Return every line of the material exactly.

GIVEN RECORDS
* Begin *

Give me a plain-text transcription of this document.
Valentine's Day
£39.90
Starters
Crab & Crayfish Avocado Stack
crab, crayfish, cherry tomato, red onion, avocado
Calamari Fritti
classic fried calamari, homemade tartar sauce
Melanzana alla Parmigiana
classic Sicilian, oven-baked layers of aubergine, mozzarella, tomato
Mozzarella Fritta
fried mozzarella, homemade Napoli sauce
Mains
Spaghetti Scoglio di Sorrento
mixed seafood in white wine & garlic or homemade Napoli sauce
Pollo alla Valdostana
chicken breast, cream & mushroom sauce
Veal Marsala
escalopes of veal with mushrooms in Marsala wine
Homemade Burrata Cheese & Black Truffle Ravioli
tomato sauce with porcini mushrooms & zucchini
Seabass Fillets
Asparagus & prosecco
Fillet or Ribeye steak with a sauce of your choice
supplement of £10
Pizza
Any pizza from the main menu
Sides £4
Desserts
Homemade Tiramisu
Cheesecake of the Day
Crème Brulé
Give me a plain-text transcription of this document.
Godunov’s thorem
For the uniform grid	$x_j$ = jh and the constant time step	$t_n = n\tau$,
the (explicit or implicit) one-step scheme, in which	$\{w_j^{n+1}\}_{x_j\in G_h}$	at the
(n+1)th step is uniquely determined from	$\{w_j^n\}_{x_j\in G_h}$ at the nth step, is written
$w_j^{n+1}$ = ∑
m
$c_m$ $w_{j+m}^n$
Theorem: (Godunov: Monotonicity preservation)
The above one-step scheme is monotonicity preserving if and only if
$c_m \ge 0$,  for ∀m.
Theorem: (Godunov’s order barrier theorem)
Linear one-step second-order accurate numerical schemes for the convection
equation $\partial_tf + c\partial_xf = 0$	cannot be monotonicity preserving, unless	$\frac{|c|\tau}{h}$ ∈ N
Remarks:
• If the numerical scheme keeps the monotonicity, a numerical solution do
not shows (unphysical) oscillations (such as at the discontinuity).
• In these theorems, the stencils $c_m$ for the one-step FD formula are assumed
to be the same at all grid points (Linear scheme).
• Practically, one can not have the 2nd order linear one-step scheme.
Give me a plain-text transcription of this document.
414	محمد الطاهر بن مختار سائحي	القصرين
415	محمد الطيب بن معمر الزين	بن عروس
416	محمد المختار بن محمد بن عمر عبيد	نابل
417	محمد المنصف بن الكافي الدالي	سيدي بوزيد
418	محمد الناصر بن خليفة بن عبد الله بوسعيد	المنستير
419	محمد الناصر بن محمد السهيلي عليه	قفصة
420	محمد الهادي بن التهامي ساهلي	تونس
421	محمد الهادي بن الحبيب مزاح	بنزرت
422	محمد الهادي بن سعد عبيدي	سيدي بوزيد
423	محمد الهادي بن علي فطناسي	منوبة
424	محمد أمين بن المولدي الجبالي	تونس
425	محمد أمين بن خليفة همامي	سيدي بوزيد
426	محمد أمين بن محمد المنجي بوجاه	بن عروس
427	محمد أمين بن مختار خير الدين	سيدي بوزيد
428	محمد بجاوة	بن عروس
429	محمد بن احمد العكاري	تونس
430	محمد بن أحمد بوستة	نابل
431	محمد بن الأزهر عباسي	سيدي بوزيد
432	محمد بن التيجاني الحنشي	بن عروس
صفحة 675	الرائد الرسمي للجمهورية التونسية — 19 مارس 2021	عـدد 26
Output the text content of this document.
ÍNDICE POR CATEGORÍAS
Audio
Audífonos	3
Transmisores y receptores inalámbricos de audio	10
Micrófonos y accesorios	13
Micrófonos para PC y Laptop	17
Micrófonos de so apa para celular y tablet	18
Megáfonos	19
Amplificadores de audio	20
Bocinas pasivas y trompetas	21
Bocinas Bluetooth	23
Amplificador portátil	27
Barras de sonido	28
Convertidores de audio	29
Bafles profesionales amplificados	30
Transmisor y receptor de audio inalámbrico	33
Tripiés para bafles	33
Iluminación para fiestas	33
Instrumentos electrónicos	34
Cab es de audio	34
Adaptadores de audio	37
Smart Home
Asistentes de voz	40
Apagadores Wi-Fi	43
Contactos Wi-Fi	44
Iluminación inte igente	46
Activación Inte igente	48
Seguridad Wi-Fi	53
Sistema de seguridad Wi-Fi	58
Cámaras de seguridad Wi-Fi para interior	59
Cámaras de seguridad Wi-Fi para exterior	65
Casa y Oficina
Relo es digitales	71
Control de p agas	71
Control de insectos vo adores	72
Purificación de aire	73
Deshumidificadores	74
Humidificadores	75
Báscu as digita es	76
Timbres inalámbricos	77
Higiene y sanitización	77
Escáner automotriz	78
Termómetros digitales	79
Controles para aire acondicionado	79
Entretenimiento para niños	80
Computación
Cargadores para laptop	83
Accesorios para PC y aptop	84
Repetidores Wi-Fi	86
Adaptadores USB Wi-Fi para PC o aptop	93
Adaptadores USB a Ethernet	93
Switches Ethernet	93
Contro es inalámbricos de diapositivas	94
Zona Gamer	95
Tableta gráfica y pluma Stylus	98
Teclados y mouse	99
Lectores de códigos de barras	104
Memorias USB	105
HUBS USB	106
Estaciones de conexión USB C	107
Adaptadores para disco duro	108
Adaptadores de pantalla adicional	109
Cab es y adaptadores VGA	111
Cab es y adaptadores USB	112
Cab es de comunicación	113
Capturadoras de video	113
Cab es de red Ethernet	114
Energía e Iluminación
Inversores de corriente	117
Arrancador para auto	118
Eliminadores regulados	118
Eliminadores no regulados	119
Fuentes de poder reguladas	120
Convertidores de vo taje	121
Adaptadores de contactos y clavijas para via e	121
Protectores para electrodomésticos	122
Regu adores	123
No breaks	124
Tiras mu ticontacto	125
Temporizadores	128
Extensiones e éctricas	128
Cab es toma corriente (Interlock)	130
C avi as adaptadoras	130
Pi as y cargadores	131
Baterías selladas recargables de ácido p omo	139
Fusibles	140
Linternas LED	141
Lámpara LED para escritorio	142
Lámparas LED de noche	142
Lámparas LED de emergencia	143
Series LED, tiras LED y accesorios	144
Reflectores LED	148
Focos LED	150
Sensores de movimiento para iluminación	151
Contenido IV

* End *

RESPONSE TO THE EXERCISE
Give me a plain-text transcription of this document.
Valentine's Day
£39.90
Starters
Crab & Crayfish Avocado Stack
crab, crayfish, cherry tomato, red onion, avocado
Calamari Fritti
classic fried calamari, homemade tartar sauce
Melanzana alla Parmigiana
classic Sicilian, oven-baked layers of aubergine, mozzarella, tomato
Mozzarella Fritta
fried mozzarella, homemade Napoli sauce
Mains
Spaghetti Scoglio di Sorrento
mixed seafood in white wine & garlic or homemade Napoli sauce
Pollo alla Valdostana
chicken breast, cream & mushroom sauce
Veal Marsala
escalopes of veal with mushrooms in Marsala wine
Homemade Burrata Cheese & Black Truffle Ravioli
tomato sauce with porcini mushrooms & zucchini
Seabass Fillets
Asparagus & prosecco
Fillet or Ribeye steak with a sauce of your choice
supplement of £10
Pizza
Any pizza from the main menu
Sides £4
Desserts
Homemade Tiramisu
Cheesecake of the Day
Crème Brulé
Give me a plain-text transcription of this document.
Godunov’s thorem
For the uniform grid	$x_j$ = jh and the constant time step	$t_n = n\tau$,
the (explicit or implicit) one-step scheme, in which	$\{w_j^{n+1}\}_{x_j\in G_h}$	at the
(n+1)th step is uniquely determined from	$\{w_j^n\}_{x_j\in G_h}$ at the nth step, is written
$w_j^{n+1}$ = ∑
m
$c_m$ $w_{j+m}^n$
Theorem: (Godunov: Monotonicity preservation)
The above one-step scheme is monotonicity preserving if and only if
$c_m \ge 0$,  for ∀m.
Theorem: (Godunov’s order barrier theorem)
Linear one-step second-order accurate numerical schemes for the convection
equation $\partial_tf + c\partial_xf = 0$	cannot be monotonicity preserving, unless	$\frac{|c|\tau}{h}$ ∈ N
Remarks:
• If the numerical scheme keeps the monotonicity, a numerical solution do
not shows (unphysical) oscillations (such as at the discontinuity).
• In these theorems, the stencils $c_m$ for the one-step FD formula are assumed
to be the same at all grid points (Linear scheme).
• Practically, one can not have the 2nd order linear one-step scheme.
Give me a plain-text transcription of this document.
414	محمد الطاهر بن مختار سائحي	القصرين
415	محمد الطيب بن معمر الزين	بن عروس
416	محمد المختار بن محمد بن عمر عبيد	نابل
417	محمد المنصف بن الكافي الدالي	سيدي بوزيد
418	محمد الناصر بن خليفة بن عبد الله بوسعيد	المنستير
419	محمد الناصر بن محمد السهيلي عليه	قفصة
420	محمد الهادي بن التهامي ساهلي	تونس
421	محمد الهادي بن الحبيب مزاح	بنزرت
422	محمد الهادي بن سعد عبيدي	سيدي بوزيد
423	محمد الهادي بن علي فطناسي	منوبة
424	محمد أمين بن المولدي الجبالي	تونس
425	محمد أمين بن خليفة همامي	سيدي بوزيد
426	محمد أمين بن محمد المنجي بوجاه	بن عروس
427	محمد أمين بن مختار خير الدين	سيدي بوزيد
428	محمد بجاوة	بن عروس
429	محمد بن احمد العكاري	تونس
430	محمد بن أحمد بوستة	نابل
431	محمد بن الأزهر عباسي	سيدي بوزيد
432	محمد بن التيجاني الحنشي	بن عروس
صفحة 675	الرائد الرسمي للجمهورية التونسية — 19 مارس 2021	عـدد 26
Output the text content of this document.
ÍNDICE POR CATEGORÍAS
Audio
Audífonos	3
Transmisores y receptores inalámbricos de audio	10
Micrófonos y accesorios	13
Micrófonos para PC y Laptop	17
Micrófonos de so apa para celular y tablet	18
Megáfonos	19
Amplificadores de audio	20
Bocinas pasivas y trompetas	21
Bocinas Bluetooth	23
Amplificador portátil	27
Barras de sonido	28
Convertidores de audio	29
Bafles profesionales amplificados	30
Transmisor y receptor de audio inalámbrico	33
Tripiés para bafles	33
Iluminación para fiestas	33
Instrumentos electrónicos	34
Cab es de audio	34
Adaptadores de audio	37
Smart Home
Asistentes de voz	40
Apagadores Wi-Fi	43
Contactos Wi-Fi	44
Iluminación inte igente	46
Activación Inte igente	48
Seguridad Wi-Fi	53
Sistema de seguridad Wi-Fi	58
Cámaras de seguridad Wi-Fi para interior	59
Cámaras de seguridad Wi-Fi para exterior	65
Casa y Oficina
Relo es digitales	71
Control de p agas	71
Control de insectos vo adores	72
Purificación de aire	73
Deshumidificadores	74
Humidificadores	75
Báscu as digita es	76
Timbres inalámbricos	77
Higiene y sanitización	77
Escáner automotriz	78
Termómetros digitales	79
Controles para aire acondicionado	79
Entretenimiento para niños	80
Computación
Cargadores para laptop	83
Accesorios para PC y aptop	84
Repetidores Wi-Fi	86
Adaptadores USB Wi-Fi para PC o aptop	93
Adaptadores USB a Ethernet	93
Switches Ethernet	93
Contro es inalámbricos de diapositivas	94
Zona Gamer	95
Tableta gráfica y pluma Stylus	98
Teclados y mouse	99
Lectores de códigos de barras	104
Memorias USB	105
HUBS USB	106
Estaciones de conexión USB C	107
Adaptadores para disco duro	108
Adaptadores de pantalla adicional	109
Cab es y adaptadores VGA	111
Cab es y adaptadores USB	112
Cab es de comunicación	113
Capturadoras de video	113
Cab es de red Ethernet	114
Energía e Iluminación
Inversores de corriente	117
Arrancador para auto	118
Eliminadores regulados	118
Eliminadores no regulados	119
Fuentes de poder reguladas	120
Convertidores de vo taje	121
Adaptadores de contactos y clavijas para via e	121
Protectores para electrodomésticos	122
Regu adores	123
No breaks	124
Tiras mu ticontacto	125
Temporizadores	128
Extensiones e éctricas	128
Cab es toma corriente (Interlock)	130
C avi as adaptadoras	130
Pi as y cargadores	131
Baterías selladas recargables de ácido p omo	139
Fusibles	140
Linternas LED	141
Lámpara LED para escritorio	142
Lámparas LED de noche	142
Lámparas LED de emergencia	143
Series LED, tiras LED y accesorios	144
Reflectores LED	148
Focos LED	150
Sensores de movimiento para iluminación	151
Contenido IV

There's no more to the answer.